EXERCISE: Report all lines from the entries below in which "label" appears.

DATA SUPPLIED:
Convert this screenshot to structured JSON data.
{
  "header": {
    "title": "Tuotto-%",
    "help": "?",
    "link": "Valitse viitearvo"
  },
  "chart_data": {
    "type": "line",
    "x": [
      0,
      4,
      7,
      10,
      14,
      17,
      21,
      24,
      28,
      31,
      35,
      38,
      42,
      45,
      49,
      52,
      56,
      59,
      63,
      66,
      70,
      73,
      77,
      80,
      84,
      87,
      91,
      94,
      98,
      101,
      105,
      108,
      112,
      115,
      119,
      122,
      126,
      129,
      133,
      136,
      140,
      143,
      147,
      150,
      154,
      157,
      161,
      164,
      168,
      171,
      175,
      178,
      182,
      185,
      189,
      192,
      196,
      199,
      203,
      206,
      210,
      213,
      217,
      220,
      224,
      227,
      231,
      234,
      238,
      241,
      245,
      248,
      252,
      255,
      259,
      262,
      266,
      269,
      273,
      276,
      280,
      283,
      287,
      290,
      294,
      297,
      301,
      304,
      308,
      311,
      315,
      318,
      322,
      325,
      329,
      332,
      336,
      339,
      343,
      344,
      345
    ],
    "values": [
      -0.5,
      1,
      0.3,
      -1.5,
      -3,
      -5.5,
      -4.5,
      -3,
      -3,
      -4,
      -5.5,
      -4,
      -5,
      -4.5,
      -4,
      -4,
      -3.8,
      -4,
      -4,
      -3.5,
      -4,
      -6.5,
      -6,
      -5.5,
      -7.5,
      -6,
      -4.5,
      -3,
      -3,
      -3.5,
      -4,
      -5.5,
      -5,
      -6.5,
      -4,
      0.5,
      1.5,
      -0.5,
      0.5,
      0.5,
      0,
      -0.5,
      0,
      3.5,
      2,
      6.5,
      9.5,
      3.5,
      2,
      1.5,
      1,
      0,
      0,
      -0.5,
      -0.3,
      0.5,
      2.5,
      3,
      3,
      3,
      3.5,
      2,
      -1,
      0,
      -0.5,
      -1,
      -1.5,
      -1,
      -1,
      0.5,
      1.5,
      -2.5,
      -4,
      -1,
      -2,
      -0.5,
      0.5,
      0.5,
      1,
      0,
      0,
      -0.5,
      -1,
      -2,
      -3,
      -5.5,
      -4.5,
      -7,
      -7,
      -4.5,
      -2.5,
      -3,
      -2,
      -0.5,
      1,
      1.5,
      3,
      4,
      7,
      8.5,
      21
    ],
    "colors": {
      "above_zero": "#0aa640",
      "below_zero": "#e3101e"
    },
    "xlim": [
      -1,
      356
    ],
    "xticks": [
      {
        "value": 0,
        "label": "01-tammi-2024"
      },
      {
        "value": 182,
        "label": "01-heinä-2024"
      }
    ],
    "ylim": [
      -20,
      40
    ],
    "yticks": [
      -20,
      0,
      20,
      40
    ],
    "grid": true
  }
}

SOLUTION FOR THIS EXERCISE:
        "label": "01-tammi-2024"
        "label": "01-heinä-2024"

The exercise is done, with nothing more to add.